- _GIVEN RECORDS_
+ + + + + + +
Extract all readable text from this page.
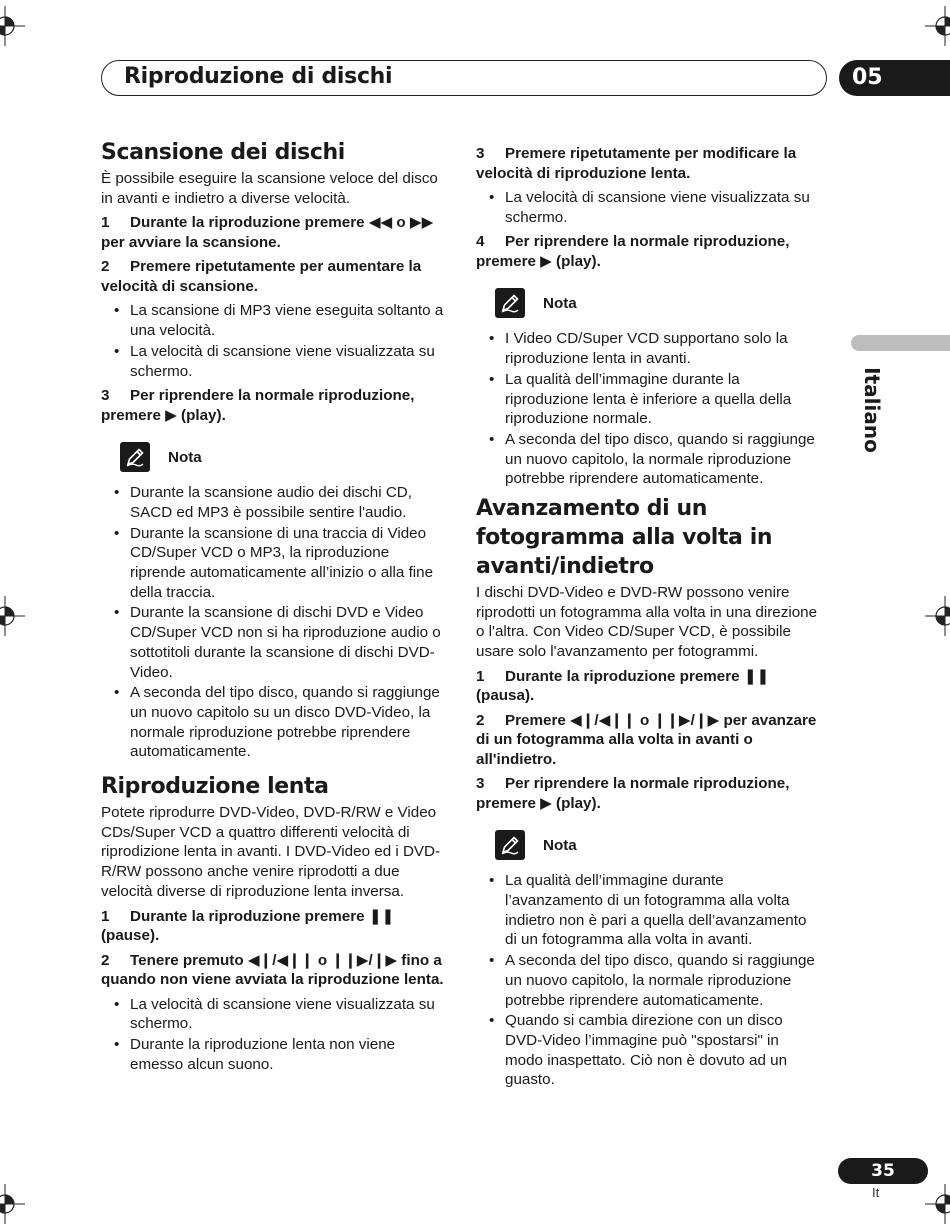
Riproduzione di dischi	05
Italiano
Scansione dei dischi

È possibile eseguire la scansione veloce del disco in avanti e indietro a diverse velocità.

1 Durante la riproduzione premere ◀◀ o ▶▶ per avviare la scansione.
2 Premere ripetutamente per aumentare la velocità di scansione.
• La scansione di MP3 viene eseguita soltanto a una velocità.
• La velocità di scansione viene visualizzata su schermo.
3 Per riprendere la normale riproduzione, premere ▶ (play).
Nota
• Durante la scansione audio dei dischi CD, SACD ed MP3 è possibile sentire l'audio.
• Durante la scansione di una traccia di Video CD/Super VCD o MP3, la riproduzione riprende automaticamente all’inizio o alla fine della traccia.
• Durante la scansione di dischi DVD e Video CD/Super VCD non si ha riproduzione audio o sottotitoli durante la scansione di dischi DVD-Video.
• A seconda del tipo disco, quando si raggiunge un nuovo capitolo su un disco DVD-Video, la normale riproduzione potrebbe riprendere automaticamente.
Riproduzione lenta

Potete riprodurre DVD-Video, DVD-R/RW e Video CDs/Super VCD a quattro differenti velocità di riprodizione lenta in avanti. I DVD-Video ed i DVD-R/RW possono anche venire riprodotti a due velocità diverse di riproduzione lenta inversa.

1 Durante la riproduzione premere ❚❚ (pause).
2 Tenere premuto ◀❙/◀❙❙ o ❙❙▶/❙▶ fino a quando non viene avviata la riproduzione lenta.
• La velocità di scansione viene visualizzata su schermo.
• Durante la riproduzione lenta non viene emesso alcun suono.
3 Premere ripetutamente per modificare la velocità di riproduzione lenta.
• La velocità di scansione viene visualizzata su schermo.
4 Per riprendere la normale riproduzione, premere ▶ (play).
Nota
• I Video CD/Super VCD supportano solo la riproduzione lenta in avanti.
• La qualità dell’immagine durante la riproduzione lenta è inferiore a quella della riproduzione normale.
• A seconda del tipo disco, quando si raggiunge un nuovo capitolo, la normale riproduzione potrebbe riprendere automaticamente.
Avanzamento di un fotogramma alla volta in avanti/indietro

I dischi DVD-Video e DVD-RW possono venire riprodotti un fotogramma alla volta in una direzione o l'altra. Con Video CD/Super VCD, è possibile usare solo l'avanzamento per fotogrammi.

1 Durante la riproduzione premere ❚❚ (pausa).
2 Premere ◀❙/◀❙❙ o ❙❙▶/❙▶ per avanzare di un fotogramma alla volta in avanti o all'indietro.
3 Per riprendere la normale riproduzione, premere ▶ (play).
Nota
• La qualità dell’immagine durante l’avanzamento di un fotogramma alla volta indietro non è pari a quella dell’avanzamento di un fotogramma alla volta in avanti.
• A seconda del tipo disco, quando si raggiunge un nuovo capitolo, la normale riproduzione potrebbe riprendere automaticamente.
• Quando si cambia direzione con un disco DVD-Video l’immagine può "spostarsi" in modo inaspettato. Ciò non è dovuto ad un guasto.
35
It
+ + + + + + +
- _TASK INSTRUCTIONS_
Which lines hold the word "ripetutamente"? Copy every one of them.

- _EXERCISE ANSWER_
2 Premere ripetutamente per aumentare la velocità di scansione.
3 Premere ripetutamente per modificare la velocità di riproduzione lenta.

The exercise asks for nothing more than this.